═════ Given records ═════

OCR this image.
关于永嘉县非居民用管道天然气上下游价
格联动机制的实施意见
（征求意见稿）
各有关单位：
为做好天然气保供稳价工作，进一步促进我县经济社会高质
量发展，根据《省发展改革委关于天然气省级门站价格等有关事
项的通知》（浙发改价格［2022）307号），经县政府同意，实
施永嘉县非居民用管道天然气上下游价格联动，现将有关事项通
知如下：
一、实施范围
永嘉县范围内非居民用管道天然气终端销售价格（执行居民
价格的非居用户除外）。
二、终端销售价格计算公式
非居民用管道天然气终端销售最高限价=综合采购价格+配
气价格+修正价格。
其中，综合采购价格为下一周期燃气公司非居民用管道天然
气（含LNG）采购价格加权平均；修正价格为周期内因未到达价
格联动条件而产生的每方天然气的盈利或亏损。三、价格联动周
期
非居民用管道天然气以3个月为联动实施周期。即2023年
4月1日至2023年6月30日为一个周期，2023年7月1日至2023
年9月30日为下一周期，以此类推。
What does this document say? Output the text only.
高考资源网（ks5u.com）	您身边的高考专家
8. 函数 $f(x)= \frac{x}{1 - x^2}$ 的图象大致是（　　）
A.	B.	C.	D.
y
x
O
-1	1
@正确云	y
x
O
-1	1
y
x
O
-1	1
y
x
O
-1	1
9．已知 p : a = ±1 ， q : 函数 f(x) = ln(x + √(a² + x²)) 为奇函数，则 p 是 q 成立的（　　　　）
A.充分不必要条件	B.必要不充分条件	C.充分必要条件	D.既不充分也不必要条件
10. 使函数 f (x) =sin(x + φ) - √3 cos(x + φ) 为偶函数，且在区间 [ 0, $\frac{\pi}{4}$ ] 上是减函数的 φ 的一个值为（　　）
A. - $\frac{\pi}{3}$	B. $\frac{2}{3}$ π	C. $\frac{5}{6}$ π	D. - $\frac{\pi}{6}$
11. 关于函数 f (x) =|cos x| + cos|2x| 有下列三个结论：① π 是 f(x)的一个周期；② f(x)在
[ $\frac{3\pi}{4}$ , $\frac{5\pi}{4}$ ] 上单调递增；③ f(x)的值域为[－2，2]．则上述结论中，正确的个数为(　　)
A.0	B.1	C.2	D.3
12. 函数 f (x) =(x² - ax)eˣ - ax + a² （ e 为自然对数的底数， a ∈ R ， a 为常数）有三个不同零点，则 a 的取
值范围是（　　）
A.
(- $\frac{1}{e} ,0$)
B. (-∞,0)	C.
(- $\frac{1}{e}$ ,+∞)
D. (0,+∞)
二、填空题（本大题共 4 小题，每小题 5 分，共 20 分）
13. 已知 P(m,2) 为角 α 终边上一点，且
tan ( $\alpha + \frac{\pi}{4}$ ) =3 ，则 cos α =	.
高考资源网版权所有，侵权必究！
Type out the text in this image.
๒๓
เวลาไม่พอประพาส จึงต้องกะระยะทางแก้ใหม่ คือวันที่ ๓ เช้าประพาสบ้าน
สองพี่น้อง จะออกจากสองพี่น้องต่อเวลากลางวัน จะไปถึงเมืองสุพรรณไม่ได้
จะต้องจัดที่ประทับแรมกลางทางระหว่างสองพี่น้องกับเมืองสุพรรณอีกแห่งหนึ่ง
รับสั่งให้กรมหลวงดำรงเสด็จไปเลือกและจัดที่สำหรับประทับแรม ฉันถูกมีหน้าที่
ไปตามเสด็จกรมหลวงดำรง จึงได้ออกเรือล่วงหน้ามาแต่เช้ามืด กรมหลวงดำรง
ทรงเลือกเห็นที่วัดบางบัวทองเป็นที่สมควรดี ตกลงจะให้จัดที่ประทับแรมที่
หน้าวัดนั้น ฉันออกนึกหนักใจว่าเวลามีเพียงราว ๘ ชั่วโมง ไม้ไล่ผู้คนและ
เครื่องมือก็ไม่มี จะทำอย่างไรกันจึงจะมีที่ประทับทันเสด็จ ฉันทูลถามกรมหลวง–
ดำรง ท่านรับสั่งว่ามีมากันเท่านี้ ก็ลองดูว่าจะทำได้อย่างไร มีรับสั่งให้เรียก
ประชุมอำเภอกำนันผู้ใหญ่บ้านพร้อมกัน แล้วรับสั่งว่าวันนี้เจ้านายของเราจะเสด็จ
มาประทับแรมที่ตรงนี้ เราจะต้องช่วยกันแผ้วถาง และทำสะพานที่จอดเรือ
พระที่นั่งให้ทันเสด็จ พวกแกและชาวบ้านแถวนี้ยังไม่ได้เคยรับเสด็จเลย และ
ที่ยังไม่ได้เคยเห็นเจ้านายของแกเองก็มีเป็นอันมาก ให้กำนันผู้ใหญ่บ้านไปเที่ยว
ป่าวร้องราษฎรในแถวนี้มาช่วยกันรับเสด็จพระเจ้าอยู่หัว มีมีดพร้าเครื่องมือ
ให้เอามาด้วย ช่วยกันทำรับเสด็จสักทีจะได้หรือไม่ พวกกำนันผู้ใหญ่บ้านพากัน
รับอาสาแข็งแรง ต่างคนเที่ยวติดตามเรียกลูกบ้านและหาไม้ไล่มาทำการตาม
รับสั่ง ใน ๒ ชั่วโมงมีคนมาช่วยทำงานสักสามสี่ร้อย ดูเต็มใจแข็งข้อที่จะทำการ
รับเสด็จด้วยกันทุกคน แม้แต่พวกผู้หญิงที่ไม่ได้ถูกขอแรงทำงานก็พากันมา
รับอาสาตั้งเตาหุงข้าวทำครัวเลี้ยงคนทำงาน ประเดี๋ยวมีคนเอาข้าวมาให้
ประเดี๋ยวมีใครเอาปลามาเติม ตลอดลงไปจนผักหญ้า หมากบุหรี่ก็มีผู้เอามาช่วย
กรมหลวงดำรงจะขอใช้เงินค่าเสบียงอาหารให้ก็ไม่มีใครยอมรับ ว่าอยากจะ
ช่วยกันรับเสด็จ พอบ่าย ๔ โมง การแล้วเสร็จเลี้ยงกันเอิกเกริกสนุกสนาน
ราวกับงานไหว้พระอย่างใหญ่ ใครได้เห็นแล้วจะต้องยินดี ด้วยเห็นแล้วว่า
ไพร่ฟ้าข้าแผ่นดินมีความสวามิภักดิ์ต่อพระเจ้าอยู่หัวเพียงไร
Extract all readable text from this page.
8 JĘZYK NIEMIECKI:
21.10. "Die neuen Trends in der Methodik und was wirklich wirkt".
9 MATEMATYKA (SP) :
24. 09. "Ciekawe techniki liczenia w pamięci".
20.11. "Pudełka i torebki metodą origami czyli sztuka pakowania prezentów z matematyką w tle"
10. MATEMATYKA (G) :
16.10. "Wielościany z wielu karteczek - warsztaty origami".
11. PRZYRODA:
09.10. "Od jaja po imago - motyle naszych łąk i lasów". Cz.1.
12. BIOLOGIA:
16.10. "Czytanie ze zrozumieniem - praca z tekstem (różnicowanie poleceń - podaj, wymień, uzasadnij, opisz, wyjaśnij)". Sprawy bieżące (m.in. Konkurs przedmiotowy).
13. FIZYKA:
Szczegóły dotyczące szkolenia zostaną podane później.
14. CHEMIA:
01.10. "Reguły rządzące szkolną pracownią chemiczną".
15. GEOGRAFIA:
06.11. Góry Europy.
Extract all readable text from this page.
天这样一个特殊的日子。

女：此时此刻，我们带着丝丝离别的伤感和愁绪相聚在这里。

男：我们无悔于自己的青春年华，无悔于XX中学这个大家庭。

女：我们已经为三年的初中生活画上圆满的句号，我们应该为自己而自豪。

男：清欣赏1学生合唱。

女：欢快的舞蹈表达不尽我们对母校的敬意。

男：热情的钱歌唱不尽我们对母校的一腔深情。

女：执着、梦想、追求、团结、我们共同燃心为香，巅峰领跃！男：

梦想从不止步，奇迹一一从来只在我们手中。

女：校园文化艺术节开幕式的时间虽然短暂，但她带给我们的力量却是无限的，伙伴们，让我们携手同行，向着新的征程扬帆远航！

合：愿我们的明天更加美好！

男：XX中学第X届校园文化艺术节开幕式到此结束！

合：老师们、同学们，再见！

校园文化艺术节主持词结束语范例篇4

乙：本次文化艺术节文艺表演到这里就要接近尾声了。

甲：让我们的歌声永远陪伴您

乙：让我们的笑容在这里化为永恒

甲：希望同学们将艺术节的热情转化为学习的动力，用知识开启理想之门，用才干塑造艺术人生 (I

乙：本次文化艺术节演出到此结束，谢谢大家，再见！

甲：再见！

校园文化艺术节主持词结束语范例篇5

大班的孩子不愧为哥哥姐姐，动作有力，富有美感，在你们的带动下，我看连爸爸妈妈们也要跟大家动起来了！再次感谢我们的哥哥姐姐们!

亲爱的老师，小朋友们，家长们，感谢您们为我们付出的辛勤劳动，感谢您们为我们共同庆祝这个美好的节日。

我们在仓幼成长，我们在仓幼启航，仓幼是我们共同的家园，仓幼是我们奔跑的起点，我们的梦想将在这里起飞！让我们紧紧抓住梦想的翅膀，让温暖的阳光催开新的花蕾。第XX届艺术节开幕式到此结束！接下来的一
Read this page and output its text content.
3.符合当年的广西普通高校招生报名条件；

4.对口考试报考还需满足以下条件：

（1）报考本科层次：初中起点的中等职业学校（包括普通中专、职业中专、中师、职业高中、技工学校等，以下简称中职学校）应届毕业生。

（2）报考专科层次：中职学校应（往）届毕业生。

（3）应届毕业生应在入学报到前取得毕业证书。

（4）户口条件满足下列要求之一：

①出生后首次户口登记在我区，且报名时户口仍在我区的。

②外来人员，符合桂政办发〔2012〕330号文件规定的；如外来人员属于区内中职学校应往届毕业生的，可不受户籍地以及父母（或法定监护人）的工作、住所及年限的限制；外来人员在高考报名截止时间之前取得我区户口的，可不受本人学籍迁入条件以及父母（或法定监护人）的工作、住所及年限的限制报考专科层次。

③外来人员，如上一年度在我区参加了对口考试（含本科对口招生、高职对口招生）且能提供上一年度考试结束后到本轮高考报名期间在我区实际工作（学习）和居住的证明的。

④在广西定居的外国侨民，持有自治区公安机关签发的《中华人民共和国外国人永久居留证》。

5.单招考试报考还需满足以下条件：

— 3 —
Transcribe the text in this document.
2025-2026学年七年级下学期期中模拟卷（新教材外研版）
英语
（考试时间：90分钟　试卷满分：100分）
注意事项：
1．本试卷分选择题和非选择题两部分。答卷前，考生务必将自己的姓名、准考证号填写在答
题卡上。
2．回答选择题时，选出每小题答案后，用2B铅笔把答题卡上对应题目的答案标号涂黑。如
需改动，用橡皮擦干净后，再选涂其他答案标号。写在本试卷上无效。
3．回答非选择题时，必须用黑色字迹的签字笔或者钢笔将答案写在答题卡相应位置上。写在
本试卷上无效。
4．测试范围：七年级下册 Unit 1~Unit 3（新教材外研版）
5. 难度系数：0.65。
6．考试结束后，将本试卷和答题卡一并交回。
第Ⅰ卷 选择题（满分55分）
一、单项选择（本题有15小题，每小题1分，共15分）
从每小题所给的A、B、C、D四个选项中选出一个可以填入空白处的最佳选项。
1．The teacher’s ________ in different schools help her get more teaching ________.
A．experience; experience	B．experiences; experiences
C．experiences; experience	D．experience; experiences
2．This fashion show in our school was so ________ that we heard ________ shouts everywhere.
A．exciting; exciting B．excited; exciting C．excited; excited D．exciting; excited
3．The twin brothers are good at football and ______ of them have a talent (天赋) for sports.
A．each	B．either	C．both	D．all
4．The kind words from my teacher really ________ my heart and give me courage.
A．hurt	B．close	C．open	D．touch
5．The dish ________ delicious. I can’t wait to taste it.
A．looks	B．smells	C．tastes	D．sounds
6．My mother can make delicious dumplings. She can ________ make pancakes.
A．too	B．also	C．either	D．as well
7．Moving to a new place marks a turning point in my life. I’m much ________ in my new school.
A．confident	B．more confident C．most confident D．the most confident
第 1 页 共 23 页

═════

Report how many lines of the records above contain the word "frac", giving only the number.

Result for this exercise: 7